## Begin Raw data

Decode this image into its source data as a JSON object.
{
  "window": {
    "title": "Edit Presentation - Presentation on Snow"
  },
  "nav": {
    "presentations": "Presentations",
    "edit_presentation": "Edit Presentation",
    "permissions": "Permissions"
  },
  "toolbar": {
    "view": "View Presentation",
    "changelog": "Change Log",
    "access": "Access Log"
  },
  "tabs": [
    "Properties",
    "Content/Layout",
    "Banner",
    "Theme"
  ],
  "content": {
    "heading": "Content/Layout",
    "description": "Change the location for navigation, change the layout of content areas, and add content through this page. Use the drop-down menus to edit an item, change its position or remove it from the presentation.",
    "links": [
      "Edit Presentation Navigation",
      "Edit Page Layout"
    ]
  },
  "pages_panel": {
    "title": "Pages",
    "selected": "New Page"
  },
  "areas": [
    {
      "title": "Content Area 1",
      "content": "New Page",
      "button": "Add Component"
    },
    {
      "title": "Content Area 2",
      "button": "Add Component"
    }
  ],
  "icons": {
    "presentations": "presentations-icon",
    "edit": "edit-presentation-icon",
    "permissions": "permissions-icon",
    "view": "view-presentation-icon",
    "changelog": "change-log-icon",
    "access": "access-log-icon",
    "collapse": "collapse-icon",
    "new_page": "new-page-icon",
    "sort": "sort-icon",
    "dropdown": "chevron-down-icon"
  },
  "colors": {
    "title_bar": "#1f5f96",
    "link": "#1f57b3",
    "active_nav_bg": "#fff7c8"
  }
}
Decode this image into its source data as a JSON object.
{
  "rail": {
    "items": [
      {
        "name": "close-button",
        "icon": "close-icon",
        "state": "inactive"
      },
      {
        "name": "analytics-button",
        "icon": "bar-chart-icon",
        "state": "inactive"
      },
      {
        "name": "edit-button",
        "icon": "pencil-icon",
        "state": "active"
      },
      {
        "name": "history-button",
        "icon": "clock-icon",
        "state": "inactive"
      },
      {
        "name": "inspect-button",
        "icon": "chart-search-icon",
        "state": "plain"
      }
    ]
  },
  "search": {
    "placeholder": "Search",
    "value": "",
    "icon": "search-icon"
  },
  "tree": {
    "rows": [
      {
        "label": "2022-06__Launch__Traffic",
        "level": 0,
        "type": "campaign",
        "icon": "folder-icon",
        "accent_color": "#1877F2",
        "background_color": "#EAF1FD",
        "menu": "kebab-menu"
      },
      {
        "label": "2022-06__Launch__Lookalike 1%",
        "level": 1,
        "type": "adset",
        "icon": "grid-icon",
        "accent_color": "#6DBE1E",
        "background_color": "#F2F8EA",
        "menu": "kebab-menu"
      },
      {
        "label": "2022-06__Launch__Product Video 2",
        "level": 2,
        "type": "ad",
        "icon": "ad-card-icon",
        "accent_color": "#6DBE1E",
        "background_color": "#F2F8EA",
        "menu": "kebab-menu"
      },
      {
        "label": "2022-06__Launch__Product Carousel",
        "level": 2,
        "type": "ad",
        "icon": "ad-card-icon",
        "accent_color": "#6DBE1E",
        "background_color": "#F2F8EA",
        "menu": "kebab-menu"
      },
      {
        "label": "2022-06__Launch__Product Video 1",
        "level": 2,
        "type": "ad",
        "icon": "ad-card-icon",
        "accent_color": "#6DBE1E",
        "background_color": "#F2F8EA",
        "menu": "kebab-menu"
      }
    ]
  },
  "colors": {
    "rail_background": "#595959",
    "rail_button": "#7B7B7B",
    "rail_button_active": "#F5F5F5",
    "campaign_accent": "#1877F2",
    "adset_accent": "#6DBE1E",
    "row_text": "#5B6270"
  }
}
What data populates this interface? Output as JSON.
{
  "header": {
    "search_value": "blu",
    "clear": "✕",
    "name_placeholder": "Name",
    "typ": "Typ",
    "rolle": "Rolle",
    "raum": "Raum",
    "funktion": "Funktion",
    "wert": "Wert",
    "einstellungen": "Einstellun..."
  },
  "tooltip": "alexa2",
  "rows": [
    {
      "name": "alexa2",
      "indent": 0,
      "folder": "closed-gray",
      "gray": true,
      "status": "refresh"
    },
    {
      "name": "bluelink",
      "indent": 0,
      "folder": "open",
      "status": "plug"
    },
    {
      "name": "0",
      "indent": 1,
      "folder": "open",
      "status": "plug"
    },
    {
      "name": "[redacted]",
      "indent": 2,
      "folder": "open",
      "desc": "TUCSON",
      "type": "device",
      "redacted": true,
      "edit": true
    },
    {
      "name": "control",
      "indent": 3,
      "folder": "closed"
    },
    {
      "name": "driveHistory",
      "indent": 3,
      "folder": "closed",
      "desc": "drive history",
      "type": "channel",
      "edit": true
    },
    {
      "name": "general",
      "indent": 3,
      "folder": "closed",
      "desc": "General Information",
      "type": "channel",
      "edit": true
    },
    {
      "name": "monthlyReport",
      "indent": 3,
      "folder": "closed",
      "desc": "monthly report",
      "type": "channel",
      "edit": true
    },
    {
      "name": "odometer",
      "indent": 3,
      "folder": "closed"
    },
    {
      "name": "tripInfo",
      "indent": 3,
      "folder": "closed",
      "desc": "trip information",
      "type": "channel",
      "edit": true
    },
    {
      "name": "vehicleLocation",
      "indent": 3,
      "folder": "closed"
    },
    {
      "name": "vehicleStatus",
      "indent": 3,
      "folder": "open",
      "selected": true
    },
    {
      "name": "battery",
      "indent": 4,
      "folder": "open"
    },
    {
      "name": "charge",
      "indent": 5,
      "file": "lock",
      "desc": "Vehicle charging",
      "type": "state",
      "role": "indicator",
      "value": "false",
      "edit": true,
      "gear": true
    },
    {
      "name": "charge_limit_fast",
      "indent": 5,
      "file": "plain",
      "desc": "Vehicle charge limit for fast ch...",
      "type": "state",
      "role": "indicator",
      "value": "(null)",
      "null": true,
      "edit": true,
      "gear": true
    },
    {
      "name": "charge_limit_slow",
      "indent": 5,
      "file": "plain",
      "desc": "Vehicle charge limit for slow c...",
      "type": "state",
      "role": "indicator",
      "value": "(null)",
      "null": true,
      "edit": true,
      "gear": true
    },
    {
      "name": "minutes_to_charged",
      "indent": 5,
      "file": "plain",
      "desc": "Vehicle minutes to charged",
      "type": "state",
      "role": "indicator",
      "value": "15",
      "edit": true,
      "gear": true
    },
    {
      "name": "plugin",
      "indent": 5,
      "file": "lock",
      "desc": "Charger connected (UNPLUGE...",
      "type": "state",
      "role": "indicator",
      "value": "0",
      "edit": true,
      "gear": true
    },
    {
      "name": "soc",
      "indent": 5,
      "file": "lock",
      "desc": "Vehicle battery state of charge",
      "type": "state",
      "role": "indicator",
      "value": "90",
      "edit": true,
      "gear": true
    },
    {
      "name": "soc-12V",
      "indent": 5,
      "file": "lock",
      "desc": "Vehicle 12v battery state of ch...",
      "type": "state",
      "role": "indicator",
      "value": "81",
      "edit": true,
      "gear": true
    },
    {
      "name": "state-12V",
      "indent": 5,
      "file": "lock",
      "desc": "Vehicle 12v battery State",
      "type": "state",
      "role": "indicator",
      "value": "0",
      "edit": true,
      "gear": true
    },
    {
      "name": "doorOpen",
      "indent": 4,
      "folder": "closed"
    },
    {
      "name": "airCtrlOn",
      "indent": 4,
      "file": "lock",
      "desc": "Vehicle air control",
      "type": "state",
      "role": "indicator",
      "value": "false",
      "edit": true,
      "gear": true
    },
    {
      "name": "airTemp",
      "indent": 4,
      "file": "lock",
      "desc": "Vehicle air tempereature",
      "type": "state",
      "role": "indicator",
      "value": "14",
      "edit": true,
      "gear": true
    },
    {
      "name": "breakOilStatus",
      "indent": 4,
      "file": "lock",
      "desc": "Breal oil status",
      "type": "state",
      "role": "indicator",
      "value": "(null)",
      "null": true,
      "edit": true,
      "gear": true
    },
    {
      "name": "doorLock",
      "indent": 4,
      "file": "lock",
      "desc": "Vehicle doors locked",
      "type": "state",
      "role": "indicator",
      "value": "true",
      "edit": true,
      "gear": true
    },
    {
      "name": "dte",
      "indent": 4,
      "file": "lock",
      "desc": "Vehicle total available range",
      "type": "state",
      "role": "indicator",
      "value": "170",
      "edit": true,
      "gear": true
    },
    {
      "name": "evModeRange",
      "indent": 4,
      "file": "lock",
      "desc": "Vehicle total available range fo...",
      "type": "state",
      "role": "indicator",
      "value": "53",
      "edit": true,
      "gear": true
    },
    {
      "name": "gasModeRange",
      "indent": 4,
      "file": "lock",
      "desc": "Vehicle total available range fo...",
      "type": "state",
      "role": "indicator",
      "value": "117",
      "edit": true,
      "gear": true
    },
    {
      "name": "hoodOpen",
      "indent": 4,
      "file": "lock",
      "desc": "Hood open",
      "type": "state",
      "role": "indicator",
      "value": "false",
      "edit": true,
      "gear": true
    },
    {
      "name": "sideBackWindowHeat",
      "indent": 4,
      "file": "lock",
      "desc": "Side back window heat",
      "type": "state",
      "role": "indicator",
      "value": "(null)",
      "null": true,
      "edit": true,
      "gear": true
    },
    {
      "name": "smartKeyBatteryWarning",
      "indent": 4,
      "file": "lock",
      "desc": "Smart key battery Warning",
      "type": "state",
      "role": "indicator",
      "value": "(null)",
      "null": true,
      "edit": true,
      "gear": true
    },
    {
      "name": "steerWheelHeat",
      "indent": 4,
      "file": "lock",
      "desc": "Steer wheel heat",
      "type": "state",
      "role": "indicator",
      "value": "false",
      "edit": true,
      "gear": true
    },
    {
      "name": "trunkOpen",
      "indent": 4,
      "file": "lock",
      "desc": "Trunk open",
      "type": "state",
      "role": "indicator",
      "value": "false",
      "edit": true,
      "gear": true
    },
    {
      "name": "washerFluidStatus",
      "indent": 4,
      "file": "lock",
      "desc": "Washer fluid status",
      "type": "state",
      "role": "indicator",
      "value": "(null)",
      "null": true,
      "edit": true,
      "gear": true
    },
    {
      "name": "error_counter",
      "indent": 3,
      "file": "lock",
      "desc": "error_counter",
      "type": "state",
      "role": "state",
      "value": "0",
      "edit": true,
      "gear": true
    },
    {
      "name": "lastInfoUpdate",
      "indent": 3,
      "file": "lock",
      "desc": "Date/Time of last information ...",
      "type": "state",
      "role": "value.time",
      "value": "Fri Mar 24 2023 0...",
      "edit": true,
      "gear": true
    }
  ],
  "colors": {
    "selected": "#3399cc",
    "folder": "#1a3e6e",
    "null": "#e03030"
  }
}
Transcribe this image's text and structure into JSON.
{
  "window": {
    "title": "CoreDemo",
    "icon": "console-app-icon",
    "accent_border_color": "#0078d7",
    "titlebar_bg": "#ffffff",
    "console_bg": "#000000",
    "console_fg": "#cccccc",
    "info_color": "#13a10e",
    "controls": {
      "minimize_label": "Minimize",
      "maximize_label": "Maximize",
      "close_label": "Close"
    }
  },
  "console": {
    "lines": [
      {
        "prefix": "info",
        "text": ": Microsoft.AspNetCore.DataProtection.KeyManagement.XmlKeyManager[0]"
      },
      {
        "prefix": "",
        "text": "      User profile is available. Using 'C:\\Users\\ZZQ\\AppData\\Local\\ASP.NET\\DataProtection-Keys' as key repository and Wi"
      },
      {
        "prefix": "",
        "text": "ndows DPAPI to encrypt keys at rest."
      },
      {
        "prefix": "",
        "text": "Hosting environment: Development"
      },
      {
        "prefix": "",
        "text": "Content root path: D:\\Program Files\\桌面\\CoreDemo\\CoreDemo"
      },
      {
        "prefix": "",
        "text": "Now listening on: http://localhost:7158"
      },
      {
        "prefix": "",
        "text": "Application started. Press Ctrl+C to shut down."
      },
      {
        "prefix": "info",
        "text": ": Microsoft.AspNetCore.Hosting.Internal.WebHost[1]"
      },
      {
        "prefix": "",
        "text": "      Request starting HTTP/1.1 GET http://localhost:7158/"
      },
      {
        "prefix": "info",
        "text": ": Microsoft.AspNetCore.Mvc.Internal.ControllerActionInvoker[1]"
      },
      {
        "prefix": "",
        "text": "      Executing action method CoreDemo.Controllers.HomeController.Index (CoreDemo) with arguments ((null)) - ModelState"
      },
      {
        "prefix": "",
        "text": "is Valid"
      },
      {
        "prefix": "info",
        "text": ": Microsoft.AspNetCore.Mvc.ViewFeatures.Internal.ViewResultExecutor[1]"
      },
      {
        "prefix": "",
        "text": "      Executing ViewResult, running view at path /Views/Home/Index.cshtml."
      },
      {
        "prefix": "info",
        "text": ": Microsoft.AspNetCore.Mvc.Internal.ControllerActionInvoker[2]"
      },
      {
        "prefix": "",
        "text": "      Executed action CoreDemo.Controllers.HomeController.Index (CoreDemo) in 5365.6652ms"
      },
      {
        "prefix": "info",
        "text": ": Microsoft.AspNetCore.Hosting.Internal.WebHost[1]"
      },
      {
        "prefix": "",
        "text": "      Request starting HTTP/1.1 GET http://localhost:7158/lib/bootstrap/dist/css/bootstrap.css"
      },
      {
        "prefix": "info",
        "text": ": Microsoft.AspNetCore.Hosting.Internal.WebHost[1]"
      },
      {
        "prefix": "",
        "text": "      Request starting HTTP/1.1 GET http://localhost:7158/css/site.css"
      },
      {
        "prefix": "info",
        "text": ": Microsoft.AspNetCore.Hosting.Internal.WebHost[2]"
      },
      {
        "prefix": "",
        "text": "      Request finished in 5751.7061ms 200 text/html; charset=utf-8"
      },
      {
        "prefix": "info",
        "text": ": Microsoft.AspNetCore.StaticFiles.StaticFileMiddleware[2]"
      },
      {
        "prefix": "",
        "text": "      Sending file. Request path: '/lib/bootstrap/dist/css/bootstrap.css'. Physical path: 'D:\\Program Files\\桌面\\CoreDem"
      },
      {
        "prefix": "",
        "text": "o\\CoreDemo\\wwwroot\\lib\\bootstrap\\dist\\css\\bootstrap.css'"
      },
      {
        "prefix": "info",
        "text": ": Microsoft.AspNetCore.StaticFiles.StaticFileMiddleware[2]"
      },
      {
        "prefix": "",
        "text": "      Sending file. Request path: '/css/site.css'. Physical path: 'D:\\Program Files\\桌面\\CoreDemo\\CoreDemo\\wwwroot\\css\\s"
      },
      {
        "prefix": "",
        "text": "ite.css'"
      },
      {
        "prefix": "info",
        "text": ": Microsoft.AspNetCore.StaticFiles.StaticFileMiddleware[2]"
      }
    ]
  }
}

## End Raw data

* [Requirement] Using the material above, report each line where "DataProtection" occurs.

* [The response]
        "text": ": Microsoft.AspNetCore.DataProtection.KeyManagement.XmlKeyManager[0]"
        "text": "      User profile is available. Using 'C:\\Users\\ZZQ\\AppData\\Local\\ASP.NET\\DataProtection-Keys' as key repository and Wi"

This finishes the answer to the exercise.